### EXERCISE DETAILS
You are to retype all of the data exactly as it appears.

[START]

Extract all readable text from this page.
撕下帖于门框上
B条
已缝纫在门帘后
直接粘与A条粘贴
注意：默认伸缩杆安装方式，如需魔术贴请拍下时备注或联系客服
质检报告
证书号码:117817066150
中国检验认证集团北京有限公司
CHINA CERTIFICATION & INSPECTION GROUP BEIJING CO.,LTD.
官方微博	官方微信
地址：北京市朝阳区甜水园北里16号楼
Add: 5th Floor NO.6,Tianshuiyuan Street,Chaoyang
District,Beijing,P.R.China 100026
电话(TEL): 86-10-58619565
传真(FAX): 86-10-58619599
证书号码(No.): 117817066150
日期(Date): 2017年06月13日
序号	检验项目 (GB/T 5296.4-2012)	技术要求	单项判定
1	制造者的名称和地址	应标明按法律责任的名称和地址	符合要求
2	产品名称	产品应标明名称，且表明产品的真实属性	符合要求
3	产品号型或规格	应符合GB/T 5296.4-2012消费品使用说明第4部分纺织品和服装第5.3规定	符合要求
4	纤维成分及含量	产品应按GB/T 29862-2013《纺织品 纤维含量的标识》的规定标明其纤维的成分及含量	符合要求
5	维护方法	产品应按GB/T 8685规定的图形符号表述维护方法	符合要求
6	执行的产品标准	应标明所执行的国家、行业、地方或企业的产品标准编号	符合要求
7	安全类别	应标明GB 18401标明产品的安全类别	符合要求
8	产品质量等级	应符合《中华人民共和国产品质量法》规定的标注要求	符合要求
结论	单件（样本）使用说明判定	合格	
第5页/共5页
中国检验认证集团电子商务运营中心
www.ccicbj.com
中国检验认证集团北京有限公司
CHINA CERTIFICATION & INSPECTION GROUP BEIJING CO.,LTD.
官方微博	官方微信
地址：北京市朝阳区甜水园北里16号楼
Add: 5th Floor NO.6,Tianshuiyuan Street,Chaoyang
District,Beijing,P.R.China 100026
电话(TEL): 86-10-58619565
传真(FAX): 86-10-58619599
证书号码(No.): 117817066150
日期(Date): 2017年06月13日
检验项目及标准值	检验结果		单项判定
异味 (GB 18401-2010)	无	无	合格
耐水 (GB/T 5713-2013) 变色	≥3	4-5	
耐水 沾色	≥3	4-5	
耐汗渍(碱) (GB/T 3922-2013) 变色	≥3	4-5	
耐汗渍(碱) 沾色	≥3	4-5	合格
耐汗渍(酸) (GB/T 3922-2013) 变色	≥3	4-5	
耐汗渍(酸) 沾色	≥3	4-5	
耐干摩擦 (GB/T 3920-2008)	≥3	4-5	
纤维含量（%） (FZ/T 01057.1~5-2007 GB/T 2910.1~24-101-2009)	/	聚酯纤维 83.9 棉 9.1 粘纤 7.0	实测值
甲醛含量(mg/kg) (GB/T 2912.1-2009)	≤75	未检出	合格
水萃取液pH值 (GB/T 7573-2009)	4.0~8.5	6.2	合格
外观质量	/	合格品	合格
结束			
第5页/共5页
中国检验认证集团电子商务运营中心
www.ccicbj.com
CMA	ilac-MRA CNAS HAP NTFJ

[END]

### FINISHED ANSWER
Extract all readable text from this page.
撕下帖于门框上
B条
已缝纫在门帘后
直接粘与A条粘贴
注意：默认伸缩杆安装方式，如需魔术贴请拍下时备注或联系客服
质检报告
证书号码:117817066150
中国检验认证集团北京有限公司
CHINA CERTIFICATION & INSPECTION GROUP BEIJING CO.,LTD.
官方微博	官方微信
地址：北京市朝阳区甜水园北里16号楼
Add: 5th Floor NO.6,Tianshuiyuan Street,Chaoyang
District,Beijing,P.R.China 100026
电话(TEL): 86-10-58619565
传真(FAX): 86-10-58619599
证书号码(No.): 117817066150
日期(Date): 2017年06月13日
序号	检验项目 (GB/T 5296.4-2012)	技术要求	单项判定
1	制造者的名称和地址	应标明按法律责任的名称和地址	符合要求
2	产品名称	产品应标明名称，且表明产品的真实属性	符合要求
3	产品号型或规格	应符合GB/T 5296.4-2012消费品使用说明第4部分纺织品和服装第5.3规定	符合要求
4	纤维成分及含量	产品应按GB/T 29862-2013《纺织品 纤维含量的标识》的规定标明其纤维的成分及含量	符合要求
5	维护方法	产品应按GB/T 8685规定的图形符号表述维护方法	符合要求
6	执行的产品标准	应标明所执行的国家、行业、地方或企业的产品标准编号	符合要求
7	安全类别	应标明GB 18401标明产品的安全类别	符合要求
8	产品质量等级	应符合《中华人民共和国产品质量法》规定的标注要求	符合要求
结论	单件（样本）使用说明判定	合格	
第5页/共5页
中国检验认证集团电子商务运营中心
www.ccicbj.com
中国检验认证集团北京有限公司
CHINA CERTIFICATION & INSPECTION GROUP BEIJING CO.,LTD.
官方微博	官方微信
地址：北京市朝阳区甜水园北里16号楼
Add: 5th Floor NO.6,Tianshuiyuan Street,Chaoyang
District,Beijing,P.R.China 100026
电话(TEL): 86-10-58619565
传真(FAX): 86-10-58619599
证书号码(No.): 117817066150
日期(Date): 2017年06月13日
检验项目及标准值	检验结果		单项判定
异味 (GB 18401-2010)	无	无	合格
耐水 (GB/T 5713-2013) 变色	≥3	4-5	
耐水 沾色	≥3	4-5	
耐汗渍(碱) (GB/T 3922-2013) 变色	≥3	4-5	
耐汗渍(碱) 沾色	≥3	4-5	合格
耐汗渍(酸) (GB/T 3922-2013) 变色	≥3	4-5	
耐汗渍(酸) 沾色	≥3	4-5	
耐干摩擦 (GB/T 3920-2008)	≥3	4-5	
纤维含量（%） (FZ/T 01057.1~5-2007 GB/T 2910.1~24-101-2009)	/	聚酯纤维 83.9 棉 9.1 粘纤 7.0	实测值
甲醛含量(mg/kg) (GB/T 2912.1-2009)	≤75	未检出	合格
水萃取液pH值 (GB/T 7573-2009)	4.0~8.5	6.2	合格
外观质量	/	合格品	合格
结束			
第5页/共5页
中国检验认证集团电子商务运营中心
www.ccicbj.com
CMA	ilac-MRA CNAS HAP NTFJ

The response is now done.